▶ [Task details] Every record here needs to be written out again exactly.

▶ [Dataset extract]
§ §
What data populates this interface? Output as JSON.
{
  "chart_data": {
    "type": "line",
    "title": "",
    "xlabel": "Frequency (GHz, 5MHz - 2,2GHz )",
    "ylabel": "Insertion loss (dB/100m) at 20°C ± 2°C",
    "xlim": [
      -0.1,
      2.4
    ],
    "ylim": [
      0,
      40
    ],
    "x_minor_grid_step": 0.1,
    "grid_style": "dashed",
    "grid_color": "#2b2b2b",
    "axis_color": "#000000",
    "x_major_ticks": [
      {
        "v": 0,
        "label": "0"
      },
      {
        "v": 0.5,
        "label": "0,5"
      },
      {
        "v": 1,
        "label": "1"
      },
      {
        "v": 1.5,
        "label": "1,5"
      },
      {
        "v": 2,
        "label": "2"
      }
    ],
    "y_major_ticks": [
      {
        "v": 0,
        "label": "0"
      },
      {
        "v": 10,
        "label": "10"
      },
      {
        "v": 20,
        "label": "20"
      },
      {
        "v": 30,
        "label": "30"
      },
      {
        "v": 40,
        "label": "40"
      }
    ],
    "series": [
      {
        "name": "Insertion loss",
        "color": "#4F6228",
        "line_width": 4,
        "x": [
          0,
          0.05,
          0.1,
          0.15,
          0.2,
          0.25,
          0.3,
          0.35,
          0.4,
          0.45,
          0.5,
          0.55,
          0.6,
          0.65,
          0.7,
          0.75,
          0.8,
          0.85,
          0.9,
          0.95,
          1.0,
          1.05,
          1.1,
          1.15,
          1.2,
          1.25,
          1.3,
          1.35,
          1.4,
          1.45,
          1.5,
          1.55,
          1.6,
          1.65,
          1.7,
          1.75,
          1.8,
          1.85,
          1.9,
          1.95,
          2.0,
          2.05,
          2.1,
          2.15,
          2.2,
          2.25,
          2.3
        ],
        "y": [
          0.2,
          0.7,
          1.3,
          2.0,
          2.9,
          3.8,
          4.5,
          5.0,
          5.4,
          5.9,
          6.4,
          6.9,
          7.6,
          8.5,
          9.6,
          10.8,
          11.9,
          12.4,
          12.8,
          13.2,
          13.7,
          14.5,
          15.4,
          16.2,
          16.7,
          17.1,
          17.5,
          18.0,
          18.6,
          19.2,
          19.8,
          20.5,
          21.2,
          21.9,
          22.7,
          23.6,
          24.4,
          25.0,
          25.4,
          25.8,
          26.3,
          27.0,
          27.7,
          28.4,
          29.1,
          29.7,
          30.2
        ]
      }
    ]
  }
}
§ §
▶ [Correct response]
What data populates this interface? Output as JSON.
{
  "chart_data": {
    "type": "line",
    "title": "",
    "xlabel": "Frequency (GHz, 5MHz - 2,2GHz )",
    "ylabel": "Insertion loss (dB/100m) at 20°C ± 2°C",
    "xlim": [
      -0.1,
      2.4
    ],
    "ylim": [
      0,
      40
    ],
    "x_minor_grid_step": 0.1,
    "grid_style": "dashed",
    "grid_color": "#2b2b2b",
    "axis_color": "#000000",
    "x_major_ticks": [
      {
        "v": 0,
        "label": "0"
      },
      {
        "v": 0.5,
        "label": "0,5"
      },
      {
        "v": 1,
        "label": "1"
      },
      {
        "v": 1.5,
        "label": "1,5"
      },
      {
        "v": 2,
        "label": "2"
      }
    ],
    "y_major_ticks": [
      {
        "v": 0,
        "label": "0"
      },
      {
        "v": 10,
        "label": "10"
      },
      {
        "v": 20,
        "label": "20"
      },
      {
        "v": 30,
        "label": "30"
      },
      {
        "v": 40,
        "label": "40"
      }
    ],
    "series": [
      {
        "name": "Insertion loss",
        "color": "#4F6228",
        "line_width": 4,
        "x": [
          0,
          0.05,
          0.1,
          0.15,
          0.2,
          0.25,
          0.3,
          0.35,
          0.4,
          0.45,
          0.5,
          0.55,
          0.6,
          0.65,
          0.7,
          0.75,
          0.8,
          0.85,
          0.9,
          0.95,
          1.0,
          1.05,
          1.1,
          1.15,
          1.2,
          1.25,
          1.3,
          1.35,
          1.4,
          1.45,
          1.5,
          1.55,
          1.6,
          1.65,
          1.7,
          1.75,
          1.8,
          1.85,
          1.9,
          1.95,
          2.0,
          2.05,
          2.1,
          2.15,
          2.2,
          2.25,
          2.3
        ],
        "y": [
          0.2,
          0.7,
          1.3,
          2.0,
          2.9,
          3.8,
          4.5,
          5.0,
          5.4,
          5.9,
          6.4,
          6.9,
          7.6,
          8.5,
          9.6,
          10.8,
          11.9,
          12.4,
          12.8,
          13.2,
          13.7,
          14.5,
          15.4,
          16.2,
          16.7,
          17.1,
          17.5,
          18.0,
          18.6,
          19.2,
          19.8,
          20.5,
          21.2,
          21.9,
          22.7,
          23.6,
          24.4,
          25.0,
          25.4,
          25.8,
          26.3,
          27.0,
          27.7,
          28.4,
          29.1,
          29.7,
          30.2
        ]
      }
    ]
  }
}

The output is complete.